● **RECORDED INFORMATION**:

═══

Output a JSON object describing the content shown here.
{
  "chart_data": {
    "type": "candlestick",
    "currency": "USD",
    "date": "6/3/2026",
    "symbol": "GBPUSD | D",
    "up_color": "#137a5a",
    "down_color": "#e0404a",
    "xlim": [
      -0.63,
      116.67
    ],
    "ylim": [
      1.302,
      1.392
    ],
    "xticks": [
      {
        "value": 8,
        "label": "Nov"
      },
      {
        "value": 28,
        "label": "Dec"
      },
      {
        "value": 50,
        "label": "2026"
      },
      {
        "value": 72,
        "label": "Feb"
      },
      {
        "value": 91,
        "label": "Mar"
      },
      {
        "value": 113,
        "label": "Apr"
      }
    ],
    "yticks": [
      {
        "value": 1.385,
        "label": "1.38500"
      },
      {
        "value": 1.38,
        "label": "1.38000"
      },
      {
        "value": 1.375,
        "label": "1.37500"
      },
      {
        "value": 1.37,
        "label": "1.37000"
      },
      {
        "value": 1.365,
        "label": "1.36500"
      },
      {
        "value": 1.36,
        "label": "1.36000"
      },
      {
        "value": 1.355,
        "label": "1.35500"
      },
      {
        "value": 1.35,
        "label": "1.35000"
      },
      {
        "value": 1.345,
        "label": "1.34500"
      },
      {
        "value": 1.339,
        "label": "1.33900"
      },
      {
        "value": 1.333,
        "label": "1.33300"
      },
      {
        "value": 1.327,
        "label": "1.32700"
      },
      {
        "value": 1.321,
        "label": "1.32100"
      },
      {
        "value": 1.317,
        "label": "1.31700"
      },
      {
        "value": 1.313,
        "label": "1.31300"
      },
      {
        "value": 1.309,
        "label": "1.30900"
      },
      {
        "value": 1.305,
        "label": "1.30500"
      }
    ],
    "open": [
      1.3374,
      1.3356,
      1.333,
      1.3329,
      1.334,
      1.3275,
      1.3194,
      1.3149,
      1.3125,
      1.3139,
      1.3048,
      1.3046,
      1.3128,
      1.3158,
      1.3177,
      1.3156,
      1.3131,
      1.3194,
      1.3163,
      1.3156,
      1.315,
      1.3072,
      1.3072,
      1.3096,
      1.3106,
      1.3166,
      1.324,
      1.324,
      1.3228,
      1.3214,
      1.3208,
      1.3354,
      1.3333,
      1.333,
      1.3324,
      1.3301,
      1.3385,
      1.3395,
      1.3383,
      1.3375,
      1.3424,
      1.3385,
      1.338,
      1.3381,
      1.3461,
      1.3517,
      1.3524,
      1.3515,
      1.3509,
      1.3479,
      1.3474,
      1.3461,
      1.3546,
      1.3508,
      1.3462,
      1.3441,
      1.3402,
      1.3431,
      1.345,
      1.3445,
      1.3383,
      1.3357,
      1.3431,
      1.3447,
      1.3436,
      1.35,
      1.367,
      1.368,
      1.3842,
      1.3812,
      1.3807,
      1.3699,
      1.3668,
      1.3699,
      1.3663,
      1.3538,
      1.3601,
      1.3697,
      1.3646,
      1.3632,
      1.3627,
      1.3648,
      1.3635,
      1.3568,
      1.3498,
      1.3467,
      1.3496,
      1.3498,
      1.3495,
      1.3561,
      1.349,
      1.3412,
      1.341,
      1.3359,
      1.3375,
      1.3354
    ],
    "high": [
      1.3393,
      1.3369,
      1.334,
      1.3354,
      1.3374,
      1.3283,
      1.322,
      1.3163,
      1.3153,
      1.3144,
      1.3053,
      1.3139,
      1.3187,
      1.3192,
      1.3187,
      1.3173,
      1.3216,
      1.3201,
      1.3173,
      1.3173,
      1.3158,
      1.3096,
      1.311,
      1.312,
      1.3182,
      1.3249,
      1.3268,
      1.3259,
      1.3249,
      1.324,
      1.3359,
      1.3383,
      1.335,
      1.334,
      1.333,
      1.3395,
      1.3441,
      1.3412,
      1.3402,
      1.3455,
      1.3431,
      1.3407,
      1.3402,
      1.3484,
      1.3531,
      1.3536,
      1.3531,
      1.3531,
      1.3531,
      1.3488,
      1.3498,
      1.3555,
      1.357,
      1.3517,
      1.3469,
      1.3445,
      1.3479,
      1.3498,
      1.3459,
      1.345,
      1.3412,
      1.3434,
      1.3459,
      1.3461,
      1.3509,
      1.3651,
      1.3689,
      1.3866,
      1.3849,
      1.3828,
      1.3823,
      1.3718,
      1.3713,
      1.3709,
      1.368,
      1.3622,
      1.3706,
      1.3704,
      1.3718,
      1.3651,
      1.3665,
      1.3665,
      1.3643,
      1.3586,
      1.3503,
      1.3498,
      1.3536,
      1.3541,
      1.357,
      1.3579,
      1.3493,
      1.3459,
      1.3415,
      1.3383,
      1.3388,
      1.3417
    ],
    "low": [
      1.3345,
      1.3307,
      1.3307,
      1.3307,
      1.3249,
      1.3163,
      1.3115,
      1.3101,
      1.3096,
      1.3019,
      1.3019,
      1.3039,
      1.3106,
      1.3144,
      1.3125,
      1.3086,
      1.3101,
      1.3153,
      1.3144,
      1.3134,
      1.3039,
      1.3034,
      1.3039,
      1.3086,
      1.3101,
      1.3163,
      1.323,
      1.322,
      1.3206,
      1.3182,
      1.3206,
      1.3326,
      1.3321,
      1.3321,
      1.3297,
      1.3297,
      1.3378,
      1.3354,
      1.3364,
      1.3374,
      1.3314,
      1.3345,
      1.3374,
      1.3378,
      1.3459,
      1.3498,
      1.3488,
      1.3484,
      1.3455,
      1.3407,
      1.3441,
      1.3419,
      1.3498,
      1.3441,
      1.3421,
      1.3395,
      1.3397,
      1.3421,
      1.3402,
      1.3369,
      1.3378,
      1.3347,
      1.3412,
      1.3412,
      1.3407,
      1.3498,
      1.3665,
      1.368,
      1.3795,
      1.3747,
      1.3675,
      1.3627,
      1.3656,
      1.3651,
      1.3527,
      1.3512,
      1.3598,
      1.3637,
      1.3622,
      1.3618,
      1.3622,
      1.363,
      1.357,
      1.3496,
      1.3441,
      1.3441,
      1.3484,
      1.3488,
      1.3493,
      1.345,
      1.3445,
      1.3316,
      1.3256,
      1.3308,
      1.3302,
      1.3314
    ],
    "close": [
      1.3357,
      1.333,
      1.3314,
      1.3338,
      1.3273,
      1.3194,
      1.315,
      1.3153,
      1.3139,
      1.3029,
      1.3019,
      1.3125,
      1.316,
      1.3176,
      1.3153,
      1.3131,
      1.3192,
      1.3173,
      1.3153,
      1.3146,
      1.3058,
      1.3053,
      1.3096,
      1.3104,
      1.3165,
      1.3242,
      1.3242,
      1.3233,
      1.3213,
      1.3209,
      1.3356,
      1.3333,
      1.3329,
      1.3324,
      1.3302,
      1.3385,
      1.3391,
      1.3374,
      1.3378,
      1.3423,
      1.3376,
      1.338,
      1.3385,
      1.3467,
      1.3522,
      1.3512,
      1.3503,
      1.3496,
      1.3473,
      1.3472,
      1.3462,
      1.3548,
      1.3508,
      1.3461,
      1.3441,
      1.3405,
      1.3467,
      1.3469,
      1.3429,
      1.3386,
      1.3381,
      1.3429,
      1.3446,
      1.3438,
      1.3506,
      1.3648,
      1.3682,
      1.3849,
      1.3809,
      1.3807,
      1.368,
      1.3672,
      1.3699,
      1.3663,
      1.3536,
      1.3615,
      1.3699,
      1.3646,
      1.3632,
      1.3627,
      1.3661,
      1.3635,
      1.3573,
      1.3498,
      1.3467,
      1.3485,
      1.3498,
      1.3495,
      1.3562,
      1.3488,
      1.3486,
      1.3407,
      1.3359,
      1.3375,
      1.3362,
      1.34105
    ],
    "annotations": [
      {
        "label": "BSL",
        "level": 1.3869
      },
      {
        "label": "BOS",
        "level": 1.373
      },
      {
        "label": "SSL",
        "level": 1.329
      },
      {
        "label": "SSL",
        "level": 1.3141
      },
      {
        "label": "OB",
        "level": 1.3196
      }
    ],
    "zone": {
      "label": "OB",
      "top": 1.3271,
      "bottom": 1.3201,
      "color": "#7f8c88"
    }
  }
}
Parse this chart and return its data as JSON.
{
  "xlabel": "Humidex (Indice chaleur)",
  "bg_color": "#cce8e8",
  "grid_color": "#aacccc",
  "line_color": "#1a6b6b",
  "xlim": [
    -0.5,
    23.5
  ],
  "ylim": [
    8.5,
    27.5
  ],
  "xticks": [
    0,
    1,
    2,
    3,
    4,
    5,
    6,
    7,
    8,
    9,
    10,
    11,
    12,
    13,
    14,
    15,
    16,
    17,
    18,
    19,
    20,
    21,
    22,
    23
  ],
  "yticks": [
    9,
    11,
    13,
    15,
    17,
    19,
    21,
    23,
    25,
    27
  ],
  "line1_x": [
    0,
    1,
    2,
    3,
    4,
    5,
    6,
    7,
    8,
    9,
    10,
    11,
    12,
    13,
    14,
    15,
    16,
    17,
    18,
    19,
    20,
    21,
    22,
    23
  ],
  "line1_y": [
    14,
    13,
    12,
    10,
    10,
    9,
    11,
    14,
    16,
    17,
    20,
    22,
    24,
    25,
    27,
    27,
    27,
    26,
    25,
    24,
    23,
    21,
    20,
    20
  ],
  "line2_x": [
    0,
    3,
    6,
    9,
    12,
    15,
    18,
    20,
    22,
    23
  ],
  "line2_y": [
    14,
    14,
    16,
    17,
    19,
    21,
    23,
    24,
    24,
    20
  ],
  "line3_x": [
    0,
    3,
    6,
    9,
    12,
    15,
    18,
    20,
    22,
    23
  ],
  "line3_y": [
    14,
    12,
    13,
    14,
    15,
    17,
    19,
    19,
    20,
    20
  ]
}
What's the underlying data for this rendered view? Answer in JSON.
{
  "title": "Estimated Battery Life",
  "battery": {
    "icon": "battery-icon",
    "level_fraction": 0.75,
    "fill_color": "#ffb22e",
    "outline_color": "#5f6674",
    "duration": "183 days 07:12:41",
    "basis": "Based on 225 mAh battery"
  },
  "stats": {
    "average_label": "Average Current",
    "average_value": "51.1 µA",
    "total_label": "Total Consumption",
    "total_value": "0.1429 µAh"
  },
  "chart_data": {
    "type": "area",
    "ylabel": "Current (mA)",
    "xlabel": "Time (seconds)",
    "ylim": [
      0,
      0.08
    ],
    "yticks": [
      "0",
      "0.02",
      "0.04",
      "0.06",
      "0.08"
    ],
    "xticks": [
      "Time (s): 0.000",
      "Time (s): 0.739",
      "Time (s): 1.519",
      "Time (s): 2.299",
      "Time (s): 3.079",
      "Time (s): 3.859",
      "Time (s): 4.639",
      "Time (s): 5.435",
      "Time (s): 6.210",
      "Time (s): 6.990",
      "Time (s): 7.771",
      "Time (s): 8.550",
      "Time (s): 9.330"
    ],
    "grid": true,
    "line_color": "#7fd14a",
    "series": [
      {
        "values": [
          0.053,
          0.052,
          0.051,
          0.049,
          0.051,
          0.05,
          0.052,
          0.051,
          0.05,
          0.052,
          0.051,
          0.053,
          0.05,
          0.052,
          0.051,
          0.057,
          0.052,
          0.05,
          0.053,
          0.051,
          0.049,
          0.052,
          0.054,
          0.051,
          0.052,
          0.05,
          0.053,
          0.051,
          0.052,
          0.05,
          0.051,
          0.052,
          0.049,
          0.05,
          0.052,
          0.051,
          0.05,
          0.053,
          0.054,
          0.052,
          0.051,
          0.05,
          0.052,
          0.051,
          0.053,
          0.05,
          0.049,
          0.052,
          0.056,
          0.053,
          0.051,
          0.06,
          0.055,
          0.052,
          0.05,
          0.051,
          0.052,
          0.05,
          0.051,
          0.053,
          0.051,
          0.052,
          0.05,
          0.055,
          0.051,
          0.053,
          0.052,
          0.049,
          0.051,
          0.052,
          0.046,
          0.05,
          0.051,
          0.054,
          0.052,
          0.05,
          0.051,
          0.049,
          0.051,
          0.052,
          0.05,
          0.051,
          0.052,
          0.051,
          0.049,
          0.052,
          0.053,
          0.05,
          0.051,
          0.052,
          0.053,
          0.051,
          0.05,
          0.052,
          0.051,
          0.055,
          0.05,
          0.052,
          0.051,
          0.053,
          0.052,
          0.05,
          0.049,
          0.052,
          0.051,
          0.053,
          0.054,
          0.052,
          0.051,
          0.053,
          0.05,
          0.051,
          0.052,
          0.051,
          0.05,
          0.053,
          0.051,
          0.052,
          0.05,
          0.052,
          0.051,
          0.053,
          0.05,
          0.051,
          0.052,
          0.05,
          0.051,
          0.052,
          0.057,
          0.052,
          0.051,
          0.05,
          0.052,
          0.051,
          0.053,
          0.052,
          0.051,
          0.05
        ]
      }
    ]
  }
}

═══

Pull out every line in the material above where "xlabel" occurs.

  "xlabel": "Humidex (Indice chaleur)",
    "xlabel": "Time (seconds)",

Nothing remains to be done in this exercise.